++++ Artikel ++++
# Sellaronda



## pytek (18. Juni 2014)

Hallo zusammen,

kann man die Sellaronda ohne Mountainbike Guide fahren ? Und natürlich dazu die Bergbahnen nutzen ?


----------



## Foxi1988 (18. Juni 2014)

Ja kann man!


----------



## MTB-News.de




----------



## pytek (18. Juni 2014)

Danke. 
Vielleicht weißt du auch ob man auch ohne GPS gut zurecht kommt. Ob das ganze gut ausgeschildert ist ?


----------



## IanThorpe (18. Juni 2014)

Ich habe schon diverse Schilder der Runde dort gesehen und nehme an, dass die komplett ausgeschildert ist. Es soll aber bessere Alternativen geben. Suche mal hier nach Beiträgen des Nutzers #dede dazu.

Soweit ich weiß, ist die von dem Touri-Verein dort in Anlehnung der berühmten Ski-Runde entworfen worden.


----------



## Foxi1988 (18. Juni 2014)

ich fahre sie dieses jahr auch ohne gps. nehm mir ne wanderkarte tabacco wanderkarte mit. das müsste reichen


----------



## basti313 (19. Juni 2014)

Auf den Internetseiten von Dolomiti Superski heißt es immer noch nur Guide oder die 3-Tages Karte. Was kosten denn die Lifte einzeln?


----------



## BayWa Biker (22. Juni 2014)

Bin ich letztes Jahr mal mit Guide gefahren, kosten war ca. 50 Euro, für ca. 12 Gondelfahrten. Lifte ohne Guide sind erheblich teurer, und beim Bikepark an ein oder 2 Liften nur mit Guide möglich! Am nächsten Tag für 2 Liftefahrten schon ca 20-25€ bezahlt.


----------



## Foxi1988 (22. Juni 2014)

Die 3 tageskarte für 75 euro ist das günstigste wenn man sella ronda und sonst auch noch liftunterstützte touren fahren will.


----------



## dede (23. Juni 2014)
++++
» **Aufgabenstellung**
Kopiere aus dem Artikel den Text zwischen „Bin ich letztes“ und „touren fahren will.“ einschließlich dieser beiden Stellen wortgetreu. Die Einträge werden hierfür nicht benötigt.
++++ Einträge im Datensatz ++++
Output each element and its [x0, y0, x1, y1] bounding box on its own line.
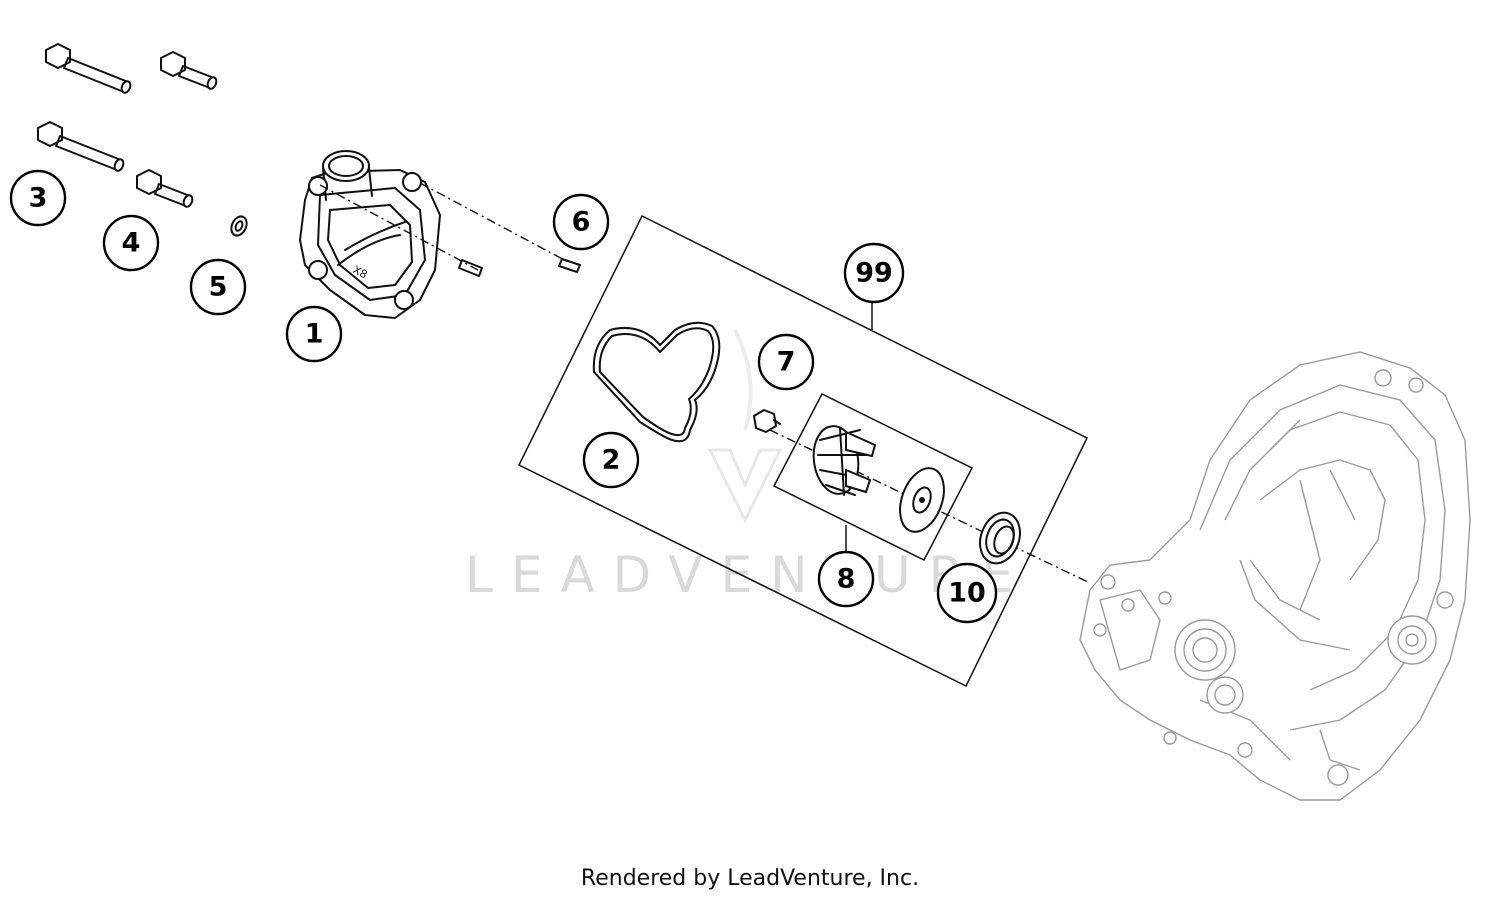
dowel-pin: [458, 259, 483, 277]
assembly-line-pin: [419, 182, 571, 264]
long-bolt-top-left: [45, 43, 132, 94]
kit-box-item-8: [772, 393, 974, 561]
nut-item-7: [753, 409, 781, 433]
render-credit-footer: Rendered by LeadVenture, Inc.: [580, 866, 920, 891]
impeller-item-8: [812, 425, 876, 496]
watermark-logo: [707, 329, 783, 524]
callout-10: 10: [936, 562, 998, 624]
callout-label: 3: [29, 183, 48, 214]
callout-6: 6: [552, 193, 610, 251]
water-pump-cover-item-1: X8: [299, 150, 441, 319]
callout-99: 99: [843, 242, 905, 304]
callout-7: 7: [757, 333, 815, 391]
short-bolt-item-4: [136, 169, 194, 208]
clutch-cover-housing: [1079, 351, 1471, 801]
callout-4: 4: [102, 214, 160, 272]
callout-label: 99: [855, 258, 893, 289]
watermark-text: LEADVENTURE: [465, 546, 1031, 604]
callout-label: 2: [602, 445, 621, 476]
callout-label: 1: [305, 319, 324, 350]
shaft-seal-item-10: [979, 511, 1021, 565]
callout-1: 1: [285, 305, 343, 363]
callout-label: 6: [572, 207, 591, 238]
callout-8: 8: [817, 550, 875, 608]
callout-label: 7: [777, 347, 796, 378]
kit-box-item-99: [517, 214, 1089, 688]
washer-item-5: [230, 215, 248, 237]
gasket-item-2: [592, 321, 721, 443]
assembly-line-cover: [319, 184, 479, 271]
dowel-pin-item-6: [558, 258, 581, 273]
svg-text:X8: X8: [351, 263, 370, 281]
long-bolt-item-3: [37, 121, 125, 172]
callout-label: 8: [837, 564, 856, 595]
callout-label: 4: [122, 228, 141, 259]
callout-label: 5: [209, 272, 228, 303]
callout-3: 3: [9, 169, 67, 227]
short-bolt-top: [160, 51, 218, 90]
callout-5: 5: [189, 258, 247, 316]
callout-2: 2: [582, 431, 640, 489]
impeller-disc: [899, 467, 945, 533]
callout-label: 10: [948, 578, 986, 609]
++++
» **Ausgearbeitete Lösung**
Bin ich letztes Jahr mal mit Guide gefahren, kosten war ca. 50 Euro, für ca. 12 Gondelfahrten. Lifte ohne Guide sind erheblich teurer, und beim Bikepark an ein oder 2 Liften nur mit Guide möglich! Am nächsten Tag für 2 Liftefahrten schon ca 20-25€ bezahlt.


----------



## Foxi1988 (22. Juni 2014)

Die 3 tageskarte für 75 euro ist das günstigste wenn man sella ronda und sonst auch noch liftunterstützte touren fahren will.